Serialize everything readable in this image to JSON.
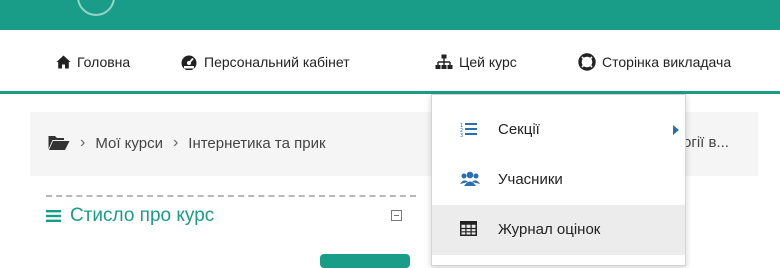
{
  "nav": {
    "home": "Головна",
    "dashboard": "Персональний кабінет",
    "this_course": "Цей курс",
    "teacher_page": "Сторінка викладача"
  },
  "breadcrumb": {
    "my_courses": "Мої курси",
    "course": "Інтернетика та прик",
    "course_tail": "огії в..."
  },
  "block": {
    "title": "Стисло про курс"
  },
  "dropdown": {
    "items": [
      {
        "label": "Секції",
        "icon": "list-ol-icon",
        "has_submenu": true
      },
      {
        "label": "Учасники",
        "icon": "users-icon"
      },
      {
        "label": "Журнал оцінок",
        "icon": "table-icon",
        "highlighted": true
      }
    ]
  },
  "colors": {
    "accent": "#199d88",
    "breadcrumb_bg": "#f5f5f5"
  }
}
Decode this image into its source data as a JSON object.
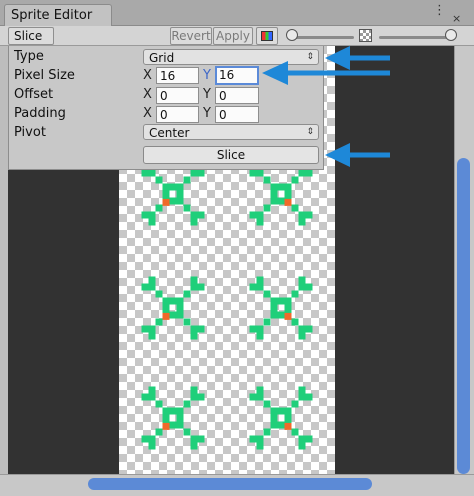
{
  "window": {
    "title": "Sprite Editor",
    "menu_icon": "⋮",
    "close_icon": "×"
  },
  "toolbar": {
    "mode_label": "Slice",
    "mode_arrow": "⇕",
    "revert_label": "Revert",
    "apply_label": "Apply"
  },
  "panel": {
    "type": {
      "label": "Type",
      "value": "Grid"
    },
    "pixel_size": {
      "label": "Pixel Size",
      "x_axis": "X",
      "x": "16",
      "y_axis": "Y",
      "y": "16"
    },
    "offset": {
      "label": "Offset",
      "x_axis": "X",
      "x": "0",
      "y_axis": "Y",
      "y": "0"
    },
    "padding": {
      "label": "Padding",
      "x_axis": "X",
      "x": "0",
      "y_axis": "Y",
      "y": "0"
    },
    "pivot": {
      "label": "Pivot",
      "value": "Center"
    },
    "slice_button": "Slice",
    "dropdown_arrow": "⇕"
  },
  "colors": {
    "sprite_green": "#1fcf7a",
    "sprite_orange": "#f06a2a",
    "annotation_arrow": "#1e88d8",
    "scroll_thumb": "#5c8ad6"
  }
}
* * *
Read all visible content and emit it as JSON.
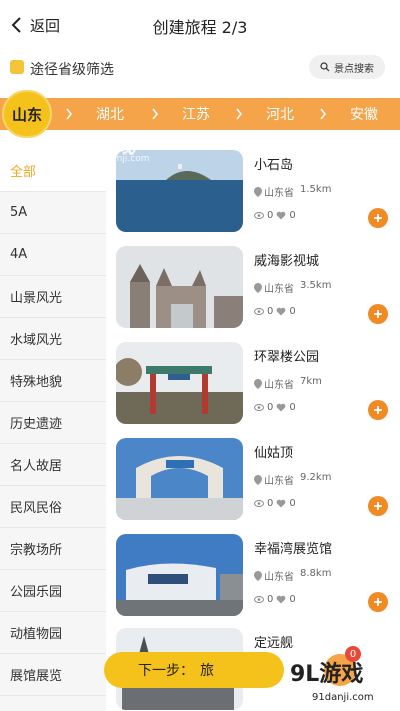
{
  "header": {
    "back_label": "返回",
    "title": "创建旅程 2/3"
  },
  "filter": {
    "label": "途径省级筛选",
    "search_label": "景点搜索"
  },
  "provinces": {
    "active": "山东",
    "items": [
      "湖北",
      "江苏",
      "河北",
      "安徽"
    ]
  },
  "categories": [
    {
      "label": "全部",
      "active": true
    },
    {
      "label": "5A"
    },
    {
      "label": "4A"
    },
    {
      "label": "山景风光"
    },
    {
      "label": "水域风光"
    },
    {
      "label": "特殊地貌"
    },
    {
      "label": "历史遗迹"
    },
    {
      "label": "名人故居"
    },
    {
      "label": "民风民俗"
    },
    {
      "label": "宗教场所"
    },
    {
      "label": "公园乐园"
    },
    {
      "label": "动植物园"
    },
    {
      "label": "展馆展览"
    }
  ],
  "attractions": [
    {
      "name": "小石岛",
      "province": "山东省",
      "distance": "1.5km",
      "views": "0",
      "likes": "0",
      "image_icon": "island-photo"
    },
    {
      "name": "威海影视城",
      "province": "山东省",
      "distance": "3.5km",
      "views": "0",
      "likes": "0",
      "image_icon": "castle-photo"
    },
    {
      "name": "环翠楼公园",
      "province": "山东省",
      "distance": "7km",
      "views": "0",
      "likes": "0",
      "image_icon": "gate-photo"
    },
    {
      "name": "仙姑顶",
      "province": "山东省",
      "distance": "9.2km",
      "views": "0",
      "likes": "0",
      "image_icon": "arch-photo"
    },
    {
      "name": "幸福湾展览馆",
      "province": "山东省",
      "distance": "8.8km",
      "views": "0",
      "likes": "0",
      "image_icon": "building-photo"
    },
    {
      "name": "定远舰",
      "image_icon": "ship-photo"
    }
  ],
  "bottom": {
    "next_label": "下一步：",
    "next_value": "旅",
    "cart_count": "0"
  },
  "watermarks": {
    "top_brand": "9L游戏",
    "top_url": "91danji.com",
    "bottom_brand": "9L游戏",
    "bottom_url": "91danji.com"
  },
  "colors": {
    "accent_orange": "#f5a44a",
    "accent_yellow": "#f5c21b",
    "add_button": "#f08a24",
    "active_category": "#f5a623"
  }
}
--
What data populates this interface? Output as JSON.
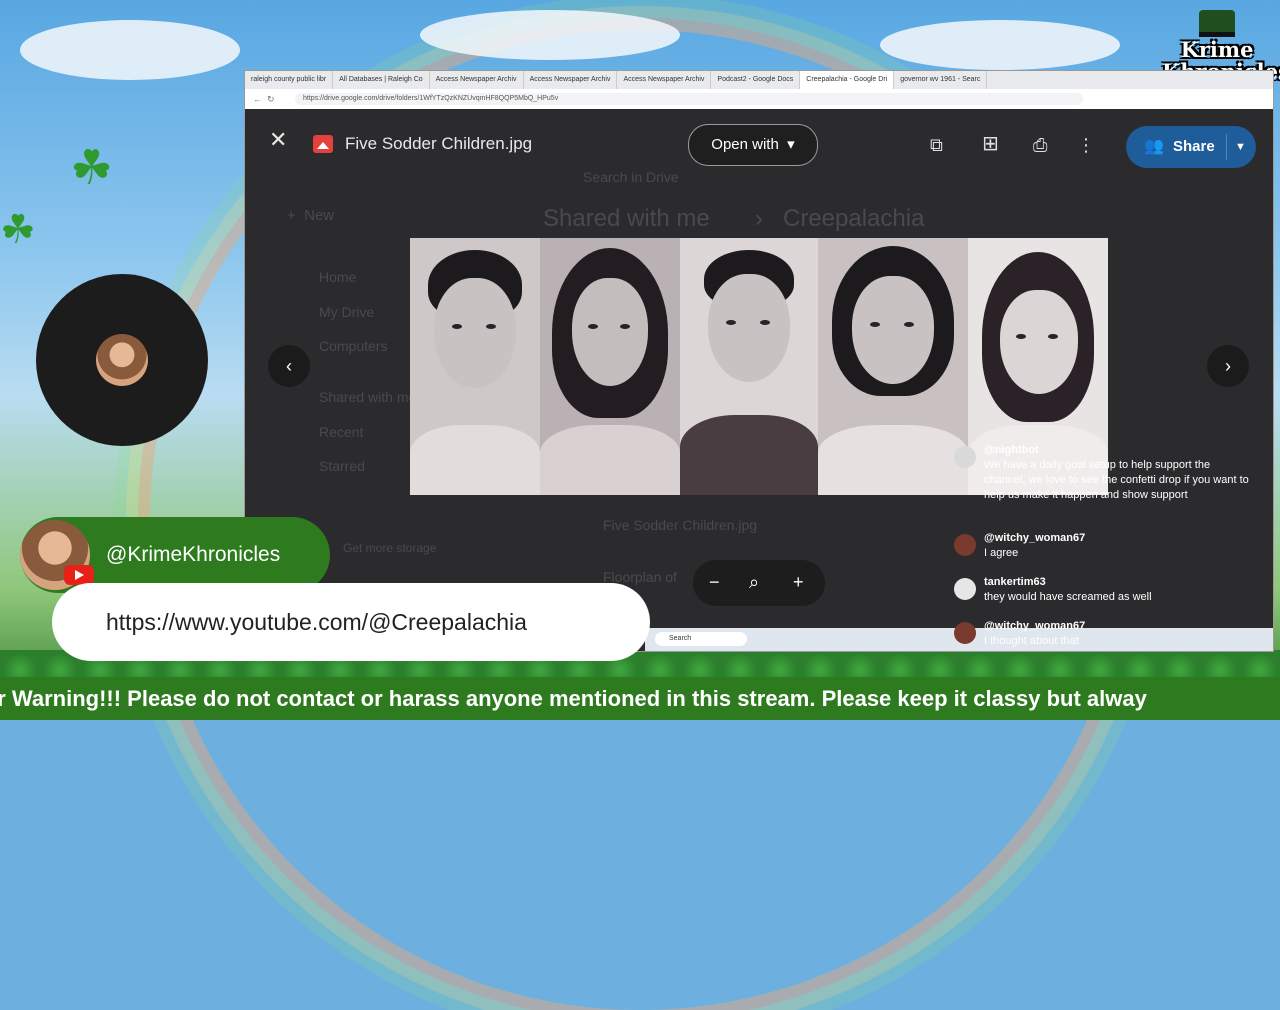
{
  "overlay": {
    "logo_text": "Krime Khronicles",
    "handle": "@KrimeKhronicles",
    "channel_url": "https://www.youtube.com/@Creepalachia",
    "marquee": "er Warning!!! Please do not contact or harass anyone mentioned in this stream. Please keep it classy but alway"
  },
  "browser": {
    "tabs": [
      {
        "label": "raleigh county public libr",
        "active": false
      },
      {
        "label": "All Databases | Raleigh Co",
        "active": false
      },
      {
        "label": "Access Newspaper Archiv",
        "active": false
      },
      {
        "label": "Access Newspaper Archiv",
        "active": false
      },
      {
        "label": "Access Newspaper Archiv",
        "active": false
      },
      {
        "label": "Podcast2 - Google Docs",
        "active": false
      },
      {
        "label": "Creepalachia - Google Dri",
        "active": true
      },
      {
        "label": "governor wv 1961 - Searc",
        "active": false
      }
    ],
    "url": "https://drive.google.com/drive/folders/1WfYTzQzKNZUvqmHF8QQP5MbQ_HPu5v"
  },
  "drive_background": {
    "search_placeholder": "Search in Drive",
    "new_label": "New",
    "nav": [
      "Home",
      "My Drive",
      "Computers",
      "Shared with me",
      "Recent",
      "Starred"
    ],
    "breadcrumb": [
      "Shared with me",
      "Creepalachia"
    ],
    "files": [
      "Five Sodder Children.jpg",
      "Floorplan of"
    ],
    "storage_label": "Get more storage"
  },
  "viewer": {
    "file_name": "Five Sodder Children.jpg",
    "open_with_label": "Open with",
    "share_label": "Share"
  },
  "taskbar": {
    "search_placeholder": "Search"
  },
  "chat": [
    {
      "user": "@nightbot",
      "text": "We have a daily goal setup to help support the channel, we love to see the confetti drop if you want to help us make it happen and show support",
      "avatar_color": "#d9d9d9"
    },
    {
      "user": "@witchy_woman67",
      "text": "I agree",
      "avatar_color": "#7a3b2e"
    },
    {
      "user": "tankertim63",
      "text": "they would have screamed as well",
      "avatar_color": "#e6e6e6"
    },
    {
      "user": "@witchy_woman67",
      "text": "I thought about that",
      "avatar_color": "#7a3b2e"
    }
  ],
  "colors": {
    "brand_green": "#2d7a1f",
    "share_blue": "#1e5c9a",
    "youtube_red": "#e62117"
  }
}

**Problem description**
Find each line holding the string "Five" and copy it out.

**Exercise solution**
      "Five Sodder Children.jpg",
    "file_name": "Five Sodder Children.jpg",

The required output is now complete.